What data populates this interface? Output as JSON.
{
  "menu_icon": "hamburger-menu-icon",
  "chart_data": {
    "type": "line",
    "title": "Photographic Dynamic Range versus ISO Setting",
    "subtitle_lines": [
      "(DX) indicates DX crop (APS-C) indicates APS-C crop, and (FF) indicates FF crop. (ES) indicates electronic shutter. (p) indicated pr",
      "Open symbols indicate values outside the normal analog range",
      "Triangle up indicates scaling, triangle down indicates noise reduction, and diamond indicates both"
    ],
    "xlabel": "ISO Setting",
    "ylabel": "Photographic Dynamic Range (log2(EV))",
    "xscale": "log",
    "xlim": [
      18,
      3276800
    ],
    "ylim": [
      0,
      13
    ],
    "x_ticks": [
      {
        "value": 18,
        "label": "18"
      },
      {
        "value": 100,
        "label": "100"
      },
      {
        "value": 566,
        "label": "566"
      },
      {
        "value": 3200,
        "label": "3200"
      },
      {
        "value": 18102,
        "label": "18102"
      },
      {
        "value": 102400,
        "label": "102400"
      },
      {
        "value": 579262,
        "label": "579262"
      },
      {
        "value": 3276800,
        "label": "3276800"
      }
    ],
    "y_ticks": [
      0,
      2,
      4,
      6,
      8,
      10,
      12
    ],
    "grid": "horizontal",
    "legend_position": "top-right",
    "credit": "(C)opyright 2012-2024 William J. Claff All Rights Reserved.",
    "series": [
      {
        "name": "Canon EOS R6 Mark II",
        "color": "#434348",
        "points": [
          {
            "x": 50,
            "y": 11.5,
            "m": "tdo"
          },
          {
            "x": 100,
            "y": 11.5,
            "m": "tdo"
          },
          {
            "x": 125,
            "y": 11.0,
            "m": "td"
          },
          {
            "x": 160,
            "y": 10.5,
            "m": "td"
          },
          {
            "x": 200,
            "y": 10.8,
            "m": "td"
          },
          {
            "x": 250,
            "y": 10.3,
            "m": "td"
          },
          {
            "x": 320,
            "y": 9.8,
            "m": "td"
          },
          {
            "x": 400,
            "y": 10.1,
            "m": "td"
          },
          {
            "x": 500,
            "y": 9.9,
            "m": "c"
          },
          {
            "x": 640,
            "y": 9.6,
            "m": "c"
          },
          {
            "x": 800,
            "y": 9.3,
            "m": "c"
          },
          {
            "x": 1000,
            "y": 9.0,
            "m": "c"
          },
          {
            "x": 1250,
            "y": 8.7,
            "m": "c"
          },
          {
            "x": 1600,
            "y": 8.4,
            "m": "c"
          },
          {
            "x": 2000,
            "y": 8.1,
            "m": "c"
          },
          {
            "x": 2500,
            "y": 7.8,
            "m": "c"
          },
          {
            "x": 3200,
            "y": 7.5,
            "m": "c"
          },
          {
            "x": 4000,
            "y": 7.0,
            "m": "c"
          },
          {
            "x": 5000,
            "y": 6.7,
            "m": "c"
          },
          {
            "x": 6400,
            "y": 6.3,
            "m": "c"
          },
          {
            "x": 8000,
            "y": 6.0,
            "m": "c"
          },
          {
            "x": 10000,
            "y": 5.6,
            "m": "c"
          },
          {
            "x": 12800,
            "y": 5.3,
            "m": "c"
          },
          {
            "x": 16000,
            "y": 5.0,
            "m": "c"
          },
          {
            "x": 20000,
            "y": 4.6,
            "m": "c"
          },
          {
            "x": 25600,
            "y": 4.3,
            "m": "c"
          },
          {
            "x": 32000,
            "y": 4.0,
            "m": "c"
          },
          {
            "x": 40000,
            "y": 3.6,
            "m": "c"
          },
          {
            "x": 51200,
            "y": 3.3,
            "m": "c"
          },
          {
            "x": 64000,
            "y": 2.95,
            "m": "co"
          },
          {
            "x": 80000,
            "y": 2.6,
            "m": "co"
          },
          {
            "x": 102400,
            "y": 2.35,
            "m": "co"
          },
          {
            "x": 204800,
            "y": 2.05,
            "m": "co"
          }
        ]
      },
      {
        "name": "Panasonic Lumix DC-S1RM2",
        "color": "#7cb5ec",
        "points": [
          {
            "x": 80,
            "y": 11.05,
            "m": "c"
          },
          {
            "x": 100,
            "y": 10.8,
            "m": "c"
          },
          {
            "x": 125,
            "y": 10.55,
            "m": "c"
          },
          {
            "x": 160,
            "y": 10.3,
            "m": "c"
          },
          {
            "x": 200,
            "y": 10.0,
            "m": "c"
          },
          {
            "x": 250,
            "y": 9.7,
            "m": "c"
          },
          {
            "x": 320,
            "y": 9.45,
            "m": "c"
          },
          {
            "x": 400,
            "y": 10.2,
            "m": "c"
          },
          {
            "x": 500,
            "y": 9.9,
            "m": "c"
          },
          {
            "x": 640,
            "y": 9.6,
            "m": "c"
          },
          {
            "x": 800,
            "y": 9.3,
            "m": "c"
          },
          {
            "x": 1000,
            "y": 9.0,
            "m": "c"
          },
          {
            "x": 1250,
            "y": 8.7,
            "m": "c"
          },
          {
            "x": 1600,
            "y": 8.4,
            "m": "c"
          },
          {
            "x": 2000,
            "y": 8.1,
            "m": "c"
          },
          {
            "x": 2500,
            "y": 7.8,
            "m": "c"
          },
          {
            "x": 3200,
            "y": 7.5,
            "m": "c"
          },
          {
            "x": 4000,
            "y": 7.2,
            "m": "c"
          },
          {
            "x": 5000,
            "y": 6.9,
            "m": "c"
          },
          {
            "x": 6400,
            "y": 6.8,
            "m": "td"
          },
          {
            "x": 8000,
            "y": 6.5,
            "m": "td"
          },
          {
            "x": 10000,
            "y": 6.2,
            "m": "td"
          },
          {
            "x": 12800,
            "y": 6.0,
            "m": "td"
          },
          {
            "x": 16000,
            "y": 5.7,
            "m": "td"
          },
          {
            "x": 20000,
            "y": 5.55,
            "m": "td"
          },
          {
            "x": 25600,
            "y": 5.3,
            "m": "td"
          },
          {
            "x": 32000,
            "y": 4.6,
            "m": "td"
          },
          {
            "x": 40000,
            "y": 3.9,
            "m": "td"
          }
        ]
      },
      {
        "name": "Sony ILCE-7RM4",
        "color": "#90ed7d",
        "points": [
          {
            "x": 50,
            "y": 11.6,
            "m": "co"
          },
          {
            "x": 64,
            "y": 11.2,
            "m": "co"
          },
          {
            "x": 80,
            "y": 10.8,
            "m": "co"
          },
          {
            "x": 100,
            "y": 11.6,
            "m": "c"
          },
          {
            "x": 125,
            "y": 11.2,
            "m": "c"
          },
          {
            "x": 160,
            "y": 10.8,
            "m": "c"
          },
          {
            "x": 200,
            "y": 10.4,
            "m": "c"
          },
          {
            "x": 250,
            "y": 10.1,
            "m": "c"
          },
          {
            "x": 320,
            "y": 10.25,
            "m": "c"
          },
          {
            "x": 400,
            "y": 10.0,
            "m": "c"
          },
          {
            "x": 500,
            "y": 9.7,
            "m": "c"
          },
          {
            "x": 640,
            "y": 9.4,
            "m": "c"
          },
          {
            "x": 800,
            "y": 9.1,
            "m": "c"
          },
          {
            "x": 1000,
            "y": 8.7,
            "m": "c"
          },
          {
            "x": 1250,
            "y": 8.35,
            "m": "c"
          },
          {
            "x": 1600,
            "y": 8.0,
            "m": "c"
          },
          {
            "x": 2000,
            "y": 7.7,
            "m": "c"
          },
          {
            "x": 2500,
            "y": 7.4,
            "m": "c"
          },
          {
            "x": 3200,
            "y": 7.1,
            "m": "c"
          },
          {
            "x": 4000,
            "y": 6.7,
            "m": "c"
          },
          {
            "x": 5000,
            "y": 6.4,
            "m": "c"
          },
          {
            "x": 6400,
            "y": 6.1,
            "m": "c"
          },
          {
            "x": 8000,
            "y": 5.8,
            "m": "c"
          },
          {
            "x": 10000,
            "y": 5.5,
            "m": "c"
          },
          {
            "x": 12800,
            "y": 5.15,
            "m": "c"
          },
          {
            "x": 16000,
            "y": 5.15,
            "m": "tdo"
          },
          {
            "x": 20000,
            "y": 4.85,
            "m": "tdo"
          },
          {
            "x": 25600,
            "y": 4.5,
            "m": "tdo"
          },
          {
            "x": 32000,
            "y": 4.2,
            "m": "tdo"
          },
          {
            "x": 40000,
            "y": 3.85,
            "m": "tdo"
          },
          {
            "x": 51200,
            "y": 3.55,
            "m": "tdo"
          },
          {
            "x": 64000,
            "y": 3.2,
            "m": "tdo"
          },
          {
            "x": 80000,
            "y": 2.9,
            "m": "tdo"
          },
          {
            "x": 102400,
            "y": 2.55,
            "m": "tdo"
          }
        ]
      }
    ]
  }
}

# EXERCISE INSTRUCTIONS
In the records above, collect each line with "name".

# OUTPUT FOR THIS EXERCISE
        "name": "Canon EOS R6 Mark II",
        "name": "Panasonic Lumix DC-S1RM2",
        "name": "Sony ILCE-7RM4",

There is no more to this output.